SUPPLIED DATA:
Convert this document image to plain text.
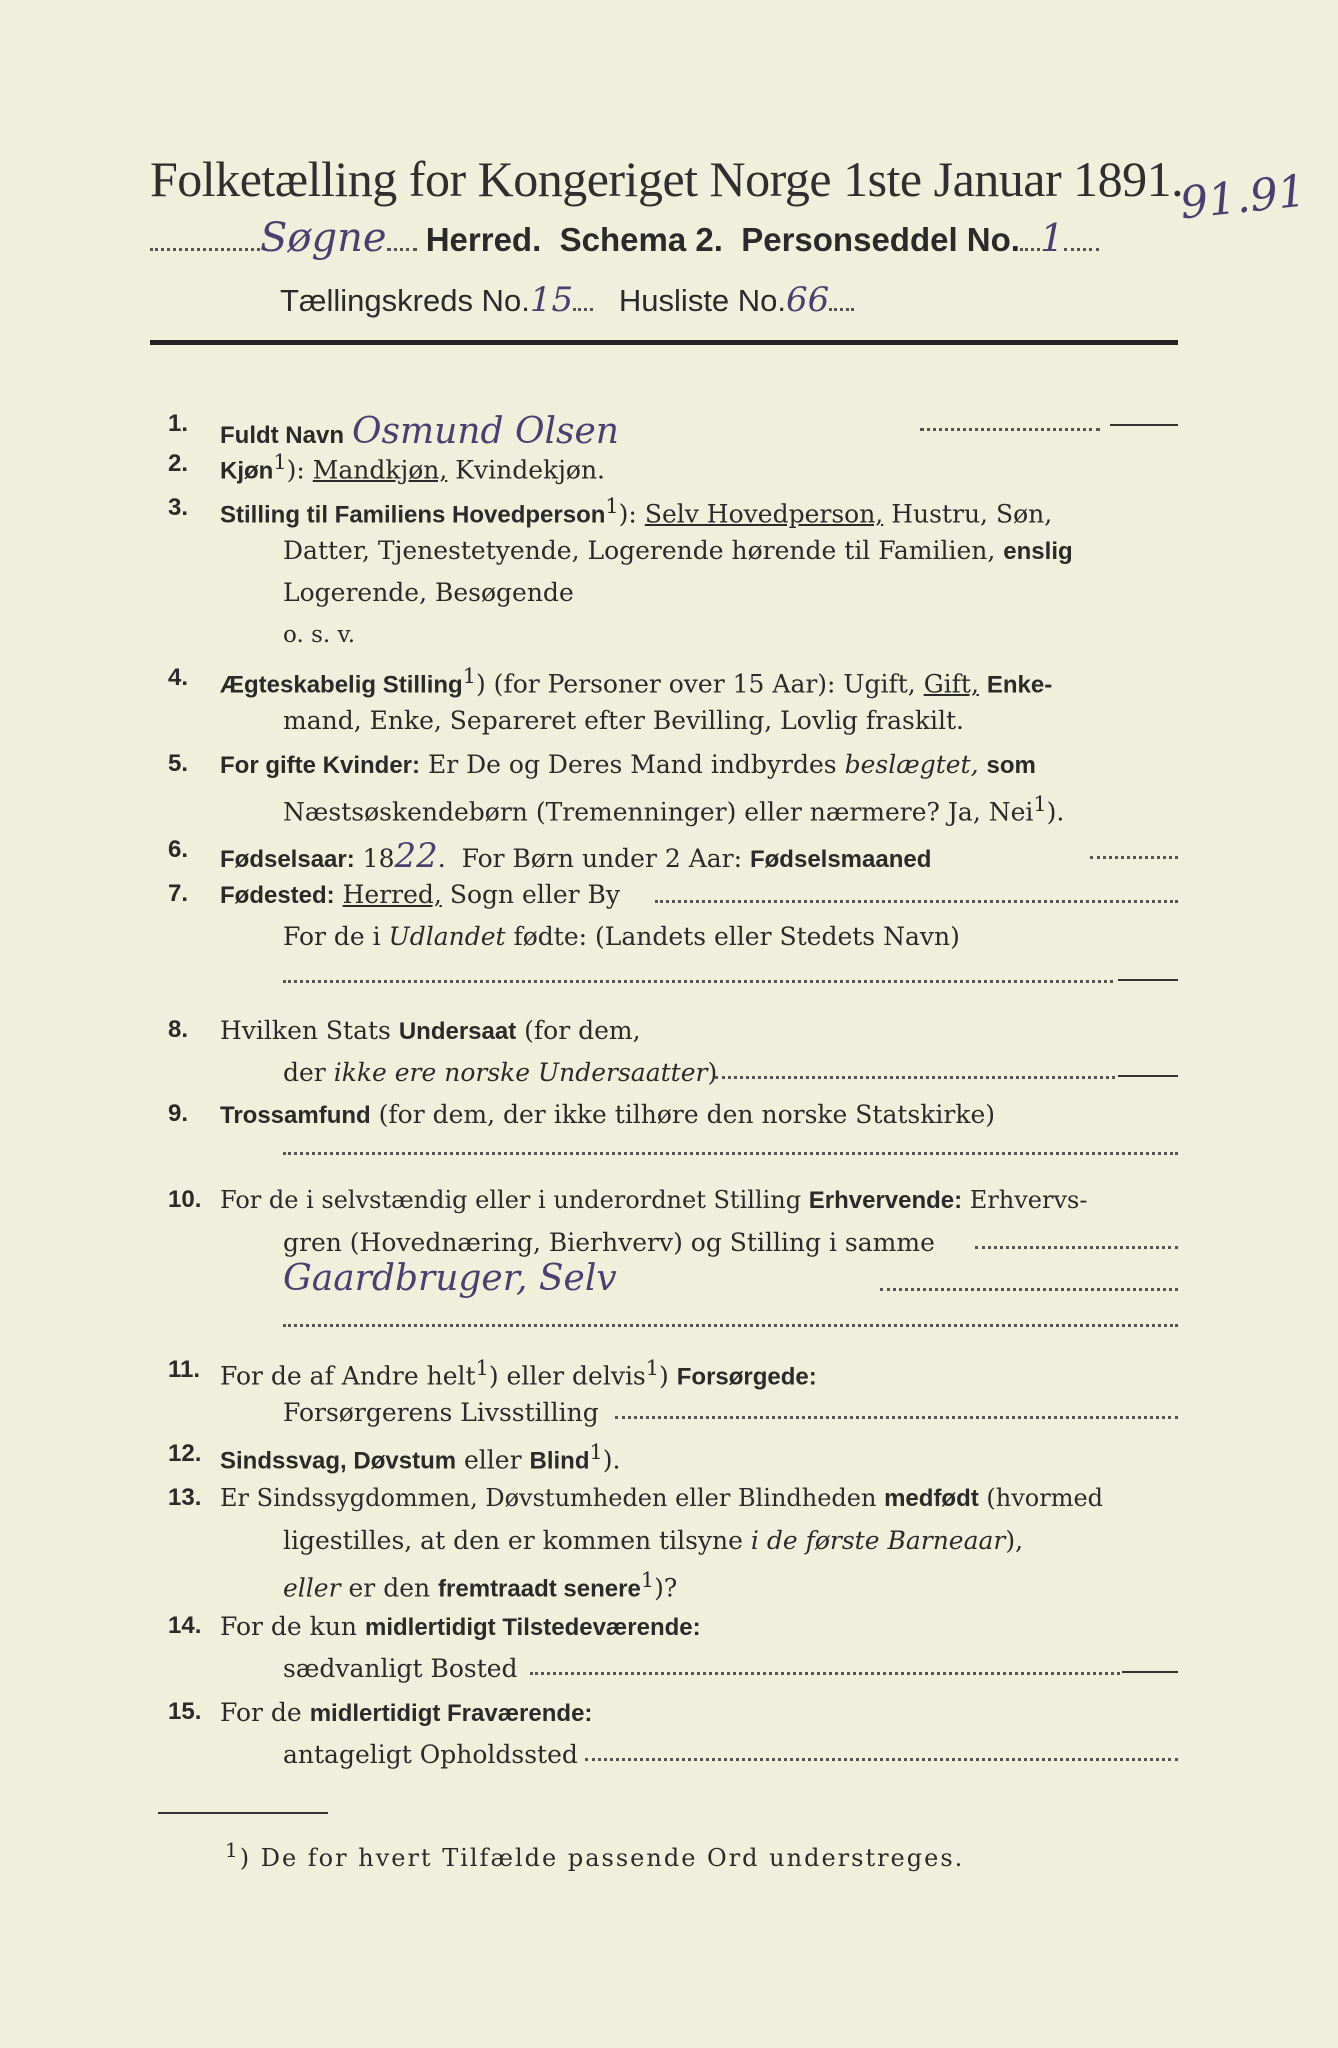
Folketælling for Kongeriget Norge 1ste Januar 1891.
91.91
Søgne Herred. Schema 2. Personseddel No. 1
Tællingskreds No.15 Husliste No.66
1.	Fuldt Navn Osmund Olsen
2.	Kjøn$^1$): Mandkjøn, Kvindekjøn.
3.	Stilling til Familiens Hovedperson$^1$): Selv Hovedperson, Hustru, Søn,
Datter, Tjenestetyende, Logerende hørende til Familien, enslig
Logerende, Besøgende
o. s. v.
4.	Ægteskabelig Stilling$^1$) (for Personer over 15 Aar): Ugift, Gift, Enke-
mand, Enke, Separeret efter Bevilling, Lovlig fraskilt.
5.	For gifte Kvinder: Er De og Deres Mand indbyrdes beslægtet, som
Næstsøskendebørn (Tremenninger) eller nærmere? Ja, Nei$^1$).
6.	Fødselsaar: 1822.  For Børn under 2 Aar: Fødselsmaaned
7.	Fødested: Herred, Sogn eller By
For de i Udlandet fødte: (Landets eller Stedets Navn)
8.	Hvilken Stats Undersaat (for dem,
der ikke ere norske Undersaatter)
9.	Trossamfund (for dem, der ikke tilhøre den norske Statskirke)
10. For de i selvstændig eller i underordnet Stilling Erhvervende: Erhvervs-
gren (Hovednæring, Bierhverv) og Stilling i samme
Gaardbruger, Selv
11. For de af Andre helt$^1$) eller delvis$^1$) Forsørgede:
Forsørgerens Livsstilling
12. Sindssvag, Døvstum eller Blind$^1$).
13. Er Sindssygdommen, Døvstumheden eller Blindheden medfødt (hvormed
ligestilles, at den er kommen tilsyne i de første Barneaar),
eller er den fremtraadt senere$^1$)?
14. For de kun midlertidigt Tilstedeværende:
sædvanligt Bosted
15. For de midlertidigt Fraværende:
antageligt Opholdssted
$^1$) De for hvert Tilfælde passende Ord understreges.
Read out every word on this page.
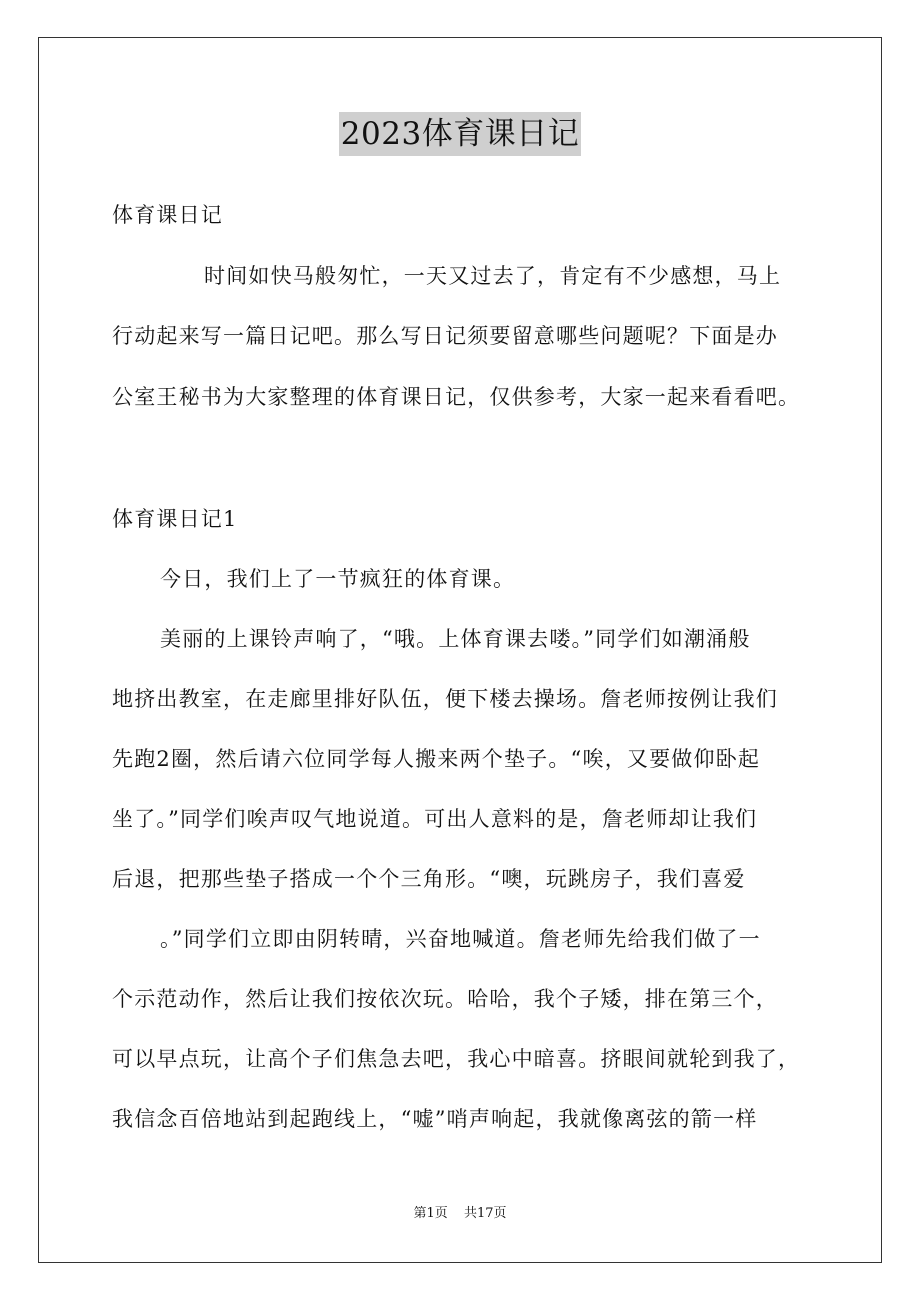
2023体育课日记
体育课日记
时间如快马般匆忙，一天又过去了，肯定有不少感想，马上
行动起来写一篇日记吧。那么写日记须要留意哪些问题呢？下面是办
公室王秘书为大家整理的体育课日记，仅供参考，大家一起来看看吧。
体育课日记1
今日，我们上了一节疯狂的体育课。
美丽的上课铃声响了，“哦。上体育课去喽。”同学们如潮涌般
地挤出教室，在走廊里排好队伍，便下楼去操场。詹老师按例让我们
先跑2圈，然后请六位同学每人搬来两个垫子。“唉，又要做仰卧起
坐了。”同学们唉声叹气地说道。可出人意料的是，詹老师却让我们
后退，把那些垫子搭成一个个三角形。“噢，玩跳房子，我们喜爱
。”同学们立即由阴转晴，兴奋地喊道。詹老师先给我们做了一
个示范动作，然后让我们按依次玩。哈哈，我个子矮，排在第三个，
可以早点玩，让高个子们焦急去吧，我心中暗喜。挤眼间就轮到我了，
我信念百倍地站到起跑线上，“嘘”哨声响起，我就像离弦的箭一样
第1页 共17页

WHAT IS ASKED:
Extract, word for word, every line from the one containing "Read out every word on this page." to the end of the data above, both ends included, and leave out the pictures.

SOLVED EXERCISE:
Read out every word on this page.
2023体育课日记
体育课日记
时间如快马般匆忙，一天又过去了，肯定有不少感想，马上
行动起来写一篇日记吧。那么写日记须要留意哪些问题呢？下面是办
公室王秘书为大家整理的体育课日记，仅供参考，大家一起来看看吧。
体育课日记1
今日，我们上了一节疯狂的体育课。
美丽的上课铃声响了，“哦。上体育课去喽。”同学们如潮涌般
地挤出教室，在走廊里排好队伍，便下楼去操场。詹老师按例让我们
先跑2圈，然后请六位同学每人搬来两个垫子。“唉，又要做仰卧起
坐了。”同学们唉声叹气地说道。可出人意料的是，詹老师却让我们
后退，把那些垫子搭成一个个三角形。“噢，玩跳房子，我们喜爱
。”同学们立即由阴转晴，兴奋地喊道。詹老师先给我们做了一
个示范动作，然后让我们按依次玩。哈哈，我个子矮，排在第三个，
可以早点玩，让高个子们焦急去吧，我心中暗喜。挤眼间就轮到我了，
我信念百倍地站到起跑线上，“嘘”哨声响起，我就像离弦的箭一样
第1页 共17页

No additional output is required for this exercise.